• PROBLEM TO WORK ON: All entries that follow are to be written out verbatim.

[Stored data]
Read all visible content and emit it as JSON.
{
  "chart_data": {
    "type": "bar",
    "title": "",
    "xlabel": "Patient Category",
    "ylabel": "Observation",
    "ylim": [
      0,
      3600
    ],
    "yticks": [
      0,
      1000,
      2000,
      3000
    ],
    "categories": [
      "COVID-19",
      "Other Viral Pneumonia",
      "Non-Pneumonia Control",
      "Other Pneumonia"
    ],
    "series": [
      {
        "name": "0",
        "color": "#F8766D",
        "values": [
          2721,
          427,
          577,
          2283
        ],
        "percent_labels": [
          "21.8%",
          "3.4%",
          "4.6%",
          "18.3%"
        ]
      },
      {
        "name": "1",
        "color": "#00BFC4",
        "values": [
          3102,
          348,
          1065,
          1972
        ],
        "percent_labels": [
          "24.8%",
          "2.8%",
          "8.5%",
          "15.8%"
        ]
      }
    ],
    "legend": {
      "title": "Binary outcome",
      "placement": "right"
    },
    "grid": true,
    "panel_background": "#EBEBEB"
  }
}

• RESULT FOR THIS TASK:
Read all visible content and emit it as JSON.
{
  "chart_data": {
    "type": "bar",
    "title": "",
    "xlabel": "Patient Category",
    "ylabel": "Observation",
    "ylim": [
      0,
      3600
    ],
    "yticks": [
      0,
      1000,
      2000,
      3000
    ],
    "categories": [
      "COVID-19",
      "Other Viral Pneumonia",
      "Non-Pneumonia Control",
      "Other Pneumonia"
    ],
    "series": [
      {
        "name": "0",
        "color": "#F8766D",
        "values": [
          2721,
          427,
          577,
          2283
        ],
        "percent_labels": [
          "21.8%",
          "3.4%",
          "4.6%",
          "18.3%"
        ]
      },
      {
        "name": "1",
        "color": "#00BFC4",
        "values": [
          3102,
          348,
          1065,
          1972
        ],
        "percent_labels": [
          "24.8%",
          "2.8%",
          "8.5%",
          "15.8%"
        ]
      }
    ],
    "legend": {
      "title": "Binary outcome",
      "placement": "right"
    },
    "grid": true,
    "panel_background": "#EBEBEB"
  }
}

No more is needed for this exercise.